> _Working data_

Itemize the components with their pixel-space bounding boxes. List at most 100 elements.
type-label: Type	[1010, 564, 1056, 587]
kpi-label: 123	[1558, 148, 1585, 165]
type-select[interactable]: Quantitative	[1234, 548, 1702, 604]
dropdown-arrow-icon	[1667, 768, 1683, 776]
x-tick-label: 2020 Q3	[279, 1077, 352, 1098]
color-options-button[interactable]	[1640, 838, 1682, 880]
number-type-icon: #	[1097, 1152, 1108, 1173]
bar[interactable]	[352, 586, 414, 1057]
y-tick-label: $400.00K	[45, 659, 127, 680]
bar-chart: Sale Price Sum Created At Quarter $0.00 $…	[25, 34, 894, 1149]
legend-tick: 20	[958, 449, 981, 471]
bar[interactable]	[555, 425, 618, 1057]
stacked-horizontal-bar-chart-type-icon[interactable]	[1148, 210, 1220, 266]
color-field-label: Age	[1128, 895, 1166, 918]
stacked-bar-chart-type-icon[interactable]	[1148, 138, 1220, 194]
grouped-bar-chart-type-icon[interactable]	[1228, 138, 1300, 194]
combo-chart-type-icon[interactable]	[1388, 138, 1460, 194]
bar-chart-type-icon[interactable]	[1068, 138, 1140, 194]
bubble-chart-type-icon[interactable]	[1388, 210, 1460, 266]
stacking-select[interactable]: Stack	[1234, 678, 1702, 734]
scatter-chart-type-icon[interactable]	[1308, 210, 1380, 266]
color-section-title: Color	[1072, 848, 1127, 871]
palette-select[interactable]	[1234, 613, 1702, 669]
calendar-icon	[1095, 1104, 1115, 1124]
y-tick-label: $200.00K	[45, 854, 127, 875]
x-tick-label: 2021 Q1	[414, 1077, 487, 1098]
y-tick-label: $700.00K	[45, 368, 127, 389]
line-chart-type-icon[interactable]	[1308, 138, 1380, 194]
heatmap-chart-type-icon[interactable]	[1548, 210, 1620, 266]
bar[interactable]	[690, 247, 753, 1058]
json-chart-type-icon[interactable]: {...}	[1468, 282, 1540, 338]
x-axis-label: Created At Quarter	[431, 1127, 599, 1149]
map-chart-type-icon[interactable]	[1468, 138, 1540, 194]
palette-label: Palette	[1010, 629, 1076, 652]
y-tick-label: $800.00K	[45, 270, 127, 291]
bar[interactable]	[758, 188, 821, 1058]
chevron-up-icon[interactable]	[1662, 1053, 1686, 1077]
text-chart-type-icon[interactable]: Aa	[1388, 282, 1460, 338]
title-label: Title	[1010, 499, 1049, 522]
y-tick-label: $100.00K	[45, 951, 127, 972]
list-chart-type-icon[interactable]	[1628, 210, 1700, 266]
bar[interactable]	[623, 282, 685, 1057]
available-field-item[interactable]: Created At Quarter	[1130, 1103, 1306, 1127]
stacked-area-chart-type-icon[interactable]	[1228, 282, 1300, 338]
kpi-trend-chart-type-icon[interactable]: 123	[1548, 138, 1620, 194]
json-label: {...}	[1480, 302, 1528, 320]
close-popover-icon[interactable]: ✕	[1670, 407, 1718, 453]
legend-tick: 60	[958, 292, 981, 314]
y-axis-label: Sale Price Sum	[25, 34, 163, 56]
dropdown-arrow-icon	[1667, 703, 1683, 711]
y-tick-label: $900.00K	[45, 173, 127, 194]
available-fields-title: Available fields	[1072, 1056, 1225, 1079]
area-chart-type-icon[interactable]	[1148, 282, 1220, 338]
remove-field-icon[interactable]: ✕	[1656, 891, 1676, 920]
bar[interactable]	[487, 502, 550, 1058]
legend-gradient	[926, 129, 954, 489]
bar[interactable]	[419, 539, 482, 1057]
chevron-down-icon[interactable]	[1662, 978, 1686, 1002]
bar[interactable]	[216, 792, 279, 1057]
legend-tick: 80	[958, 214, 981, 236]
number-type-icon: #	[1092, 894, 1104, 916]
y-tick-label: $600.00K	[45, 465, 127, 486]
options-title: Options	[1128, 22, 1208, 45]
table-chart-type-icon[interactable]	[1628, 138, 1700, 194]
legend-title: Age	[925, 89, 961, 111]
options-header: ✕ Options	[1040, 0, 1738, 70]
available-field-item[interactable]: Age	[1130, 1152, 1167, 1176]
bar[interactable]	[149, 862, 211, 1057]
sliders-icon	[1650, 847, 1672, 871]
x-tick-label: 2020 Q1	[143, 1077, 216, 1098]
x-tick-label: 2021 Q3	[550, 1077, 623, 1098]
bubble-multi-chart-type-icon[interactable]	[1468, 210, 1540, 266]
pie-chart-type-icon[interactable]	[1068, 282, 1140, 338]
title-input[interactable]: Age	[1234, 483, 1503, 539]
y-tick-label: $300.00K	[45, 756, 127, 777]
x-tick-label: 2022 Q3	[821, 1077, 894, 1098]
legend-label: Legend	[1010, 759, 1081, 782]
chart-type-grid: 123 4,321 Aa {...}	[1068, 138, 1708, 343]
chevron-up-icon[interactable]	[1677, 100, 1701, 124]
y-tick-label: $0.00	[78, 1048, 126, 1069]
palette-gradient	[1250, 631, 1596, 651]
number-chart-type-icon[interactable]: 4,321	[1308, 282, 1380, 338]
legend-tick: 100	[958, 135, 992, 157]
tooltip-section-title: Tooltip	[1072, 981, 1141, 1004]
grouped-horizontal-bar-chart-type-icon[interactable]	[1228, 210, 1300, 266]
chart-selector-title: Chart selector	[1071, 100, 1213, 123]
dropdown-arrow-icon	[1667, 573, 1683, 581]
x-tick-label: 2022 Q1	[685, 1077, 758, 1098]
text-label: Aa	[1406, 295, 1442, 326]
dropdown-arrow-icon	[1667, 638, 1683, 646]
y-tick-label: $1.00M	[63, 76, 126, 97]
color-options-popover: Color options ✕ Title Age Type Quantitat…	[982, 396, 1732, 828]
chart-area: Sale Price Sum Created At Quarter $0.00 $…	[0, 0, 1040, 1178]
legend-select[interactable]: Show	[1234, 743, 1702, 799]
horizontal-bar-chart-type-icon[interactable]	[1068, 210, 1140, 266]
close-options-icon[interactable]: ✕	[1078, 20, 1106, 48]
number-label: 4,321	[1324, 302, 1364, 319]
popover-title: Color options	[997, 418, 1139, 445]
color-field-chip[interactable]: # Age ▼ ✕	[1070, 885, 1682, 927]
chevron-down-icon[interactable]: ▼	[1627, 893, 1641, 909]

> _Objective_
Turn the items above, from the first line through the line with "138, 1140, 194]", into a numbered list and leave out any blank lines.

> _Answer to this task_
1. Itemize the components with their pixel-space bounding boxes. List at most 100 elements.
2. type-label: Type	[1010, 564, 1056, 587]
3. kpi-label: 123	[1558, 148, 1585, 165]
4. type-select[interactable]: Quantitative	[1234, 548, 1702, 604]
5. dropdown-arrow-icon	[1667, 768, 1683, 776]
6. x-tick-label: 2020 Q3	[279, 1077, 352, 1098]
7. color-options-button[interactable]	[1640, 838, 1682, 880]
8. number-type-icon: #	[1097, 1152, 1108, 1173]
9. bar[interactable]	[352, 586, 414, 1057]
10. y-tick-label: $400.00K	[45, 659, 127, 680]
11. bar-chart: Sale Price Sum Created At Quarter $0.00 $…	[25, 34, 894, 1149]
12. legend-tick: 20	[958, 449, 981, 471]
13. bar[interactable]	[555, 425, 618, 1057]
14. stacked-horizontal-bar-chart-type-icon[interactable]	[1148, 210, 1220, 266]
15. color-field-label: Age	[1128, 895, 1166, 918]
16. stacked-bar-chart-type-icon[interactable]	[1148, 138, 1220, 194]
17. grouped-bar-chart-type-icon[interactable]	[1228, 138, 1300, 194]
18. combo-chart-type-icon[interactable]	[1388, 138, 1460, 194]
19. bar-chart-type-icon[interactable]	[1068, 138, 1140, 194]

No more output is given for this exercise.